Records about charts and figures:
# # # # #
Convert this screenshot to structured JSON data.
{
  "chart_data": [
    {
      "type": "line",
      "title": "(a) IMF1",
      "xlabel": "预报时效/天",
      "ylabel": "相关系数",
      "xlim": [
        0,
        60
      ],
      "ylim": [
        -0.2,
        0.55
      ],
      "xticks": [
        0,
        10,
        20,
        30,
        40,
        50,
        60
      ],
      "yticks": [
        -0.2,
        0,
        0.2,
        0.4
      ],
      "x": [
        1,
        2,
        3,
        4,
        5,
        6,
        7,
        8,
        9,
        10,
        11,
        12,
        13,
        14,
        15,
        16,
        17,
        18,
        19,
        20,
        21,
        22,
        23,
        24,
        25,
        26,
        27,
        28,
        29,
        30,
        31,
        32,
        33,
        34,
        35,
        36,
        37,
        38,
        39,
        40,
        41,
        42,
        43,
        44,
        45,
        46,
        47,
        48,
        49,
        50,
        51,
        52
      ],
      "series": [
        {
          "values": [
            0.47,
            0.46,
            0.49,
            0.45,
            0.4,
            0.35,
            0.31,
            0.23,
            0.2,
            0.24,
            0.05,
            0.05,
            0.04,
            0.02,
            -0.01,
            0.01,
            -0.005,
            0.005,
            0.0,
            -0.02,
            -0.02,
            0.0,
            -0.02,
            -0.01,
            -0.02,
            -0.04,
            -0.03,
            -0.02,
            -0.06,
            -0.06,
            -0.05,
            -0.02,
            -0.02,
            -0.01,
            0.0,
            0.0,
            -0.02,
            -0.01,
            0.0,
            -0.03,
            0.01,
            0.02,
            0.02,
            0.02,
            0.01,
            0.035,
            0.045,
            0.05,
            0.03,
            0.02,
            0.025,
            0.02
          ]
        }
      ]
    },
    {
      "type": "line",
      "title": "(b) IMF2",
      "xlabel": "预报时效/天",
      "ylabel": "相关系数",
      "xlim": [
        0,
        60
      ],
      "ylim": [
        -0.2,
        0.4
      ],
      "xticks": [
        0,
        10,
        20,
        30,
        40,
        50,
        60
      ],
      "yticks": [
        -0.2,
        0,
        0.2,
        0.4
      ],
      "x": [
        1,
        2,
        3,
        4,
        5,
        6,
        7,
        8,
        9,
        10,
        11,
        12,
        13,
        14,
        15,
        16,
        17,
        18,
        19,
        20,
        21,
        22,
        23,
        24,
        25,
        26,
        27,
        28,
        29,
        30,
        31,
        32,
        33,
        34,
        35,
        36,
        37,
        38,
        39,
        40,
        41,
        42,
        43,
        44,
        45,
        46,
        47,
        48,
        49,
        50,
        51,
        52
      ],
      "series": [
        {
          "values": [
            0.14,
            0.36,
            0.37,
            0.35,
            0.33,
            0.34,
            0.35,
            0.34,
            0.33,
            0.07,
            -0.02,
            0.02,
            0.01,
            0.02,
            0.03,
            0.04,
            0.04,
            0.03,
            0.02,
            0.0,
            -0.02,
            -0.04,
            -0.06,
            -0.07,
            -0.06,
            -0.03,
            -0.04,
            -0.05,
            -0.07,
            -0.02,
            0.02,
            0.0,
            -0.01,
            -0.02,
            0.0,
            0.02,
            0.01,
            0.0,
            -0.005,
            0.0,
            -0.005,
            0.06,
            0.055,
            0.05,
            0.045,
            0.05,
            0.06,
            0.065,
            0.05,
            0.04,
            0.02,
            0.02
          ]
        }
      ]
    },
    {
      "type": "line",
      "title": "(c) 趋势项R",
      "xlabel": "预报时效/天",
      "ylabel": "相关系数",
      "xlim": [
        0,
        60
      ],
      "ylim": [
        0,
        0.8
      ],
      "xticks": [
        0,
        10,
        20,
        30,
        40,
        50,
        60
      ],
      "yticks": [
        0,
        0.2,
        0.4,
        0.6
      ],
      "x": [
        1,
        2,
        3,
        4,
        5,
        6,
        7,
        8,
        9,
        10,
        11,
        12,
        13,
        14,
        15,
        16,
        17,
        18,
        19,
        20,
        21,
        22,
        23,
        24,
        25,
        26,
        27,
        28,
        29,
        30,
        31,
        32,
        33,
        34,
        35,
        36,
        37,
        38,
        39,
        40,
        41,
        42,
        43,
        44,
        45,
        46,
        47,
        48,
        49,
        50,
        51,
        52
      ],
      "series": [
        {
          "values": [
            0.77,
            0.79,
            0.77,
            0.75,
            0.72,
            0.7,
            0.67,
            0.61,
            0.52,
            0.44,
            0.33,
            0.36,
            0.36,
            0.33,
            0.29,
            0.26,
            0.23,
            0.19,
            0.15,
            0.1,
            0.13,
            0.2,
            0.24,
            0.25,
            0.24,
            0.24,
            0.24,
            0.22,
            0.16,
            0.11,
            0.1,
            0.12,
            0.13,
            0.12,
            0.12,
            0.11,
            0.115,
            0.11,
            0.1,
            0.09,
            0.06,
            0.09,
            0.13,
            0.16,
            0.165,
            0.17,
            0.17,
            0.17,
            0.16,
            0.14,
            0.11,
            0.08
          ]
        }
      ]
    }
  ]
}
# # # # #
_AIM_: Above are some records. Count the lines among them with the word "title", and answer with the number only.

_SOLUTION TO THIS TASK_: 3